▸ **Exercise description**
Transcribe all the records exactly and omit any images they hold.

▸ **Given data**
^^^^^^^^
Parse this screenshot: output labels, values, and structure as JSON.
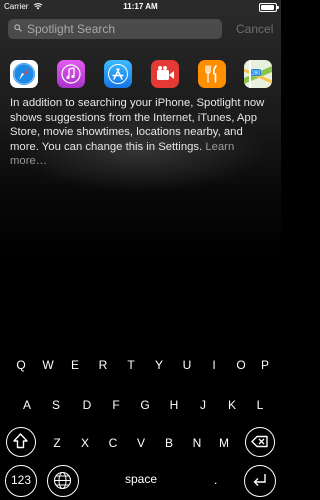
{
  "status_bar": {
    "carrier": "Carrier",
    "time": "11:17 AM"
  },
  "search": {
    "placeholder": "Spotlight Search",
    "cancel_label": "Cancel"
  },
  "suggested_apps": [
    {
      "name": "Safari",
      "icon": "safari-icon",
      "color": "#1e88e5"
    },
    {
      "name": "iTunes Store",
      "icon": "itunes-icon",
      "color": "#d14fd8"
    },
    {
      "name": "App Store",
      "icon": "app-store-icon",
      "color": "#1e9ef0"
    },
    {
      "name": "Videos",
      "icon": "videos-icon",
      "color": "#e53935"
    },
    {
      "name": "Food",
      "icon": "fork-knife-icon",
      "color": "#ff8f00"
    },
    {
      "name": "Maps",
      "icon": "maps-icon",
      "color": "#8bc34a"
    }
  ],
  "info": {
    "text": "In addition to searching your iPhone, Spotlight now shows suggestions from the Internet, iTunes, App Store, movie showtimes, locations nearby, and more. You can change this in Settings.",
    "learn_more": "Learn more…"
  },
  "keyboard": {
    "row1": [
      "Q",
      "W",
      "E",
      "R",
      "T",
      "Y",
      "U",
      "I",
      "O",
      "P"
    ],
    "row2": [
      "A",
      "S",
      "D",
      "F",
      "G",
      "H",
      "J",
      "K",
      "L"
    ],
    "row3": [
      "Z",
      "X",
      "C",
      "V",
      "B",
      "N",
      "M"
    ],
    "numbers_label": "123",
    "space_label": "space",
    "period_label": "."
  }
}
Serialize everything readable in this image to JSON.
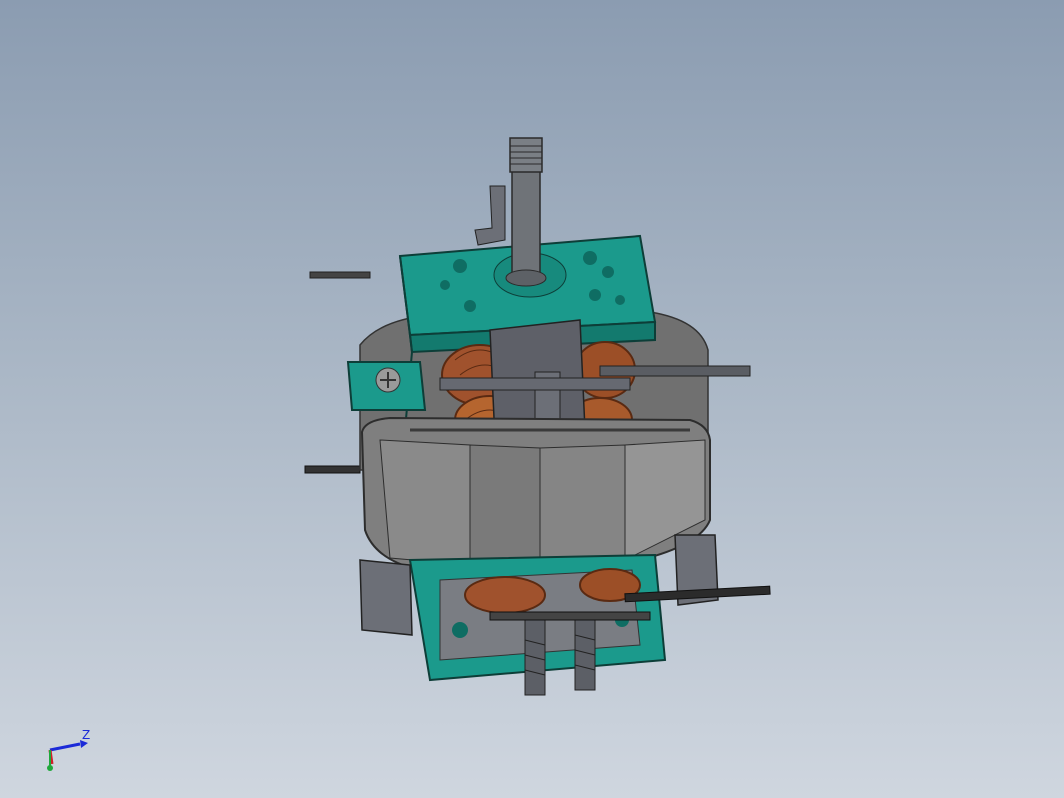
^^^^^^^^
▸ **Response to this task**
Parse this screenshot: output labels, values, and structure as JSON.
{
  "status_bar": {
    "carrier": "Carrier",
    "time": "11:17 AM"
  },
  "search": {
    "placeholder": "Spotlight Search",
    "cancel_label": "Cancel"
  },
  "suggested_apps": [
    {
      "name": "Safari",
      "icon": "safari-icon",
      "color": "#1e88e5"
    },
    {
      "name": "iTunes Store",
      "icon": "itunes-icon",
      "color": "#d14fd8"
    },
    {
      "name": "App Store",
      "icon": "app-store-icon",
      "color": "#1e9ef0"
    },
    {
      "name": "Videos",
      "icon": "videos-icon",
      "color": "#e53935"
    },
    {
      "name": "Food",
      "icon": "fork-knife-icon",
      "color": "#ff8f00"
    },
    {
      "name": "Maps",
      "icon": "maps-icon",
      "color": "#8bc34a"
    }
  ],
  "info": {
    "text": "In addition to searching your iPhone, Spotlight now shows suggestions from the Internet, iTunes, App Store, movie showtimes, locations nearby, and more. You can change this in Settings.",
    "learn_more": "Learn more…"
  },
  "keyboard": {
    "row1": [
      "Q",
      "W",
      "E",
      "R",
      "T",
      "Y",
      "U",
      "I",
      "O",
      "P"
    ],
    "row2": [
      "A",
      "S",
      "D",
      "F",
      "G",
      "H",
      "J",
      "K",
      "L"
    ],
    "row3": [
      "Z",
      "X",
      "C",
      "V",
      "B",
      "N",
      "M"
    ],
    "numbers_label": "123",
    "space_label": "space",
    "period_label": "."
  }
}
Serialize everything readable in this image to JSON.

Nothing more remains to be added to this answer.